Exercise prompt :: Write out the whole listing, matching it exactly.

Given information ::
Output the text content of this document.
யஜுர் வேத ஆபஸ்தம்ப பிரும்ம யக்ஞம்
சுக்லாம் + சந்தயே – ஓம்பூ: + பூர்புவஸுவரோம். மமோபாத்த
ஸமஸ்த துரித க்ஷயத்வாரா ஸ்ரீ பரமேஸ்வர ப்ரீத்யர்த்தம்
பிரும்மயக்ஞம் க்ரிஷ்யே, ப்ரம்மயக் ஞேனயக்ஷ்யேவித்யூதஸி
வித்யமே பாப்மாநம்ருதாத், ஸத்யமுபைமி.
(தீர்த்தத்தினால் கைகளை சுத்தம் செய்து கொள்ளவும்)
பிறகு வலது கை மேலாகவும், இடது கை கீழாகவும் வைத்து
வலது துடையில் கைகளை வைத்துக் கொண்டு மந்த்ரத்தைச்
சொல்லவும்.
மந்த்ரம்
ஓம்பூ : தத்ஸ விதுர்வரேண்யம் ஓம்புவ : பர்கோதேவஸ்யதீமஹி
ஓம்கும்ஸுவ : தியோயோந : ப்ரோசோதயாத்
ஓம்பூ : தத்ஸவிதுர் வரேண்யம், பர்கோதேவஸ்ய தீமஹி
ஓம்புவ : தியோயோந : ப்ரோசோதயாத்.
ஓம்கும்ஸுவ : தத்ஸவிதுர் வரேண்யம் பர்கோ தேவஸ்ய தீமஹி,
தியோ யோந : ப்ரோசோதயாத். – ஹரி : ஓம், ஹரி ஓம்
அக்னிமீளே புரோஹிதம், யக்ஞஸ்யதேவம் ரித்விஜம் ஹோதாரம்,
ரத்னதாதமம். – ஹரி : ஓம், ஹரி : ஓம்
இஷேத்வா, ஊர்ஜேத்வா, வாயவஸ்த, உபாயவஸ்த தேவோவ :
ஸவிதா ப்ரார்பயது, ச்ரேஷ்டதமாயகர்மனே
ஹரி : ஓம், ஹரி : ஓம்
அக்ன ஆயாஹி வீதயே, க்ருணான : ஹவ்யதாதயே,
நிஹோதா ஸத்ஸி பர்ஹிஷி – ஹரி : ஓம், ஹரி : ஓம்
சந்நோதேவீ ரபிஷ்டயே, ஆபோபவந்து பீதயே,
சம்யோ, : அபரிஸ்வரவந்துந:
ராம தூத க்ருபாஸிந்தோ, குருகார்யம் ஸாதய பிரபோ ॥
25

Answer below ::
Output the text content of this document.
யஜுர் வேத ஆபஸ்தம்ப பிரும்ம யக்ஞம்
சுக்லாம் + சந்தயே – ஓம்பூ: + பூர்புவஸுவரோம். மமோபாத்த
ஸமஸ்த துரித க்ஷயத்வாரா ஸ்ரீ பரமேஸ்வர ப்ரீத்யர்த்தம்
பிரும்மயக்ஞம் க்ரிஷ்யே, ப்ரம்மயக் ஞேனயக்ஷ்யேவித்யூதஸி
வித்யமே பாப்மாநம்ருதாத், ஸத்யமுபைமி.
(தீர்த்தத்தினால் கைகளை சுத்தம் செய்து கொள்ளவும்)
பிறகு வலது கை மேலாகவும், இடது கை கீழாகவும் வைத்து
வலது துடையில் கைகளை வைத்துக் கொண்டு மந்த்ரத்தைச்
சொல்லவும்.
மந்த்ரம்
ஓம்பூ : தத்ஸ விதுர்வரேண்யம் ஓம்புவ : பர்கோதேவஸ்யதீமஹி
ஓம்கும்ஸுவ : தியோயோந : ப்ரோசோதயாத்
ஓம்பூ : தத்ஸவிதுர் வரேண்யம், பர்கோதேவஸ்ய தீமஹி
ஓம்புவ : தியோயோந : ப்ரோசோதயாத்.
ஓம்கும்ஸுவ : தத்ஸவிதுர் வரேண்யம் பர்கோ தேவஸ்ய தீமஹி,
தியோ யோந : ப்ரோசோதயாத். – ஹரி : ஓம், ஹரி ஓம்
அக்னிமீளே புரோஹிதம், யக்ஞஸ்யதேவம் ரித்விஜம் ஹோதாரம்,
ரத்னதாதமம். – ஹரி : ஓம், ஹரி : ஓம்
இஷேத்வா, ஊர்ஜேத்வா, வாயவஸ்த, உபாயவஸ்த தேவோவ :
ஸவிதா ப்ரார்பயது, ச்ரேஷ்டதமாயகர்மனே
ஹரி : ஓம், ஹரி : ஓம்
அக்ன ஆயாஹி வீதயே, க்ருணான : ஹவ்யதாதயே,
நிஹோதா ஸத்ஸி பர்ஹிஷி – ஹரி : ஓம், ஹரி : ஓம்
சந்நோதேவீ ரபிஷ்டயே, ஆபோபவந்து பீதயே,
சம்யோ, : அபரிஸ்வரவந்துந:
ராம தூத க்ருபாஸிந்தோ, குருகார்யம் ஸாதய பிரபோ ॥
25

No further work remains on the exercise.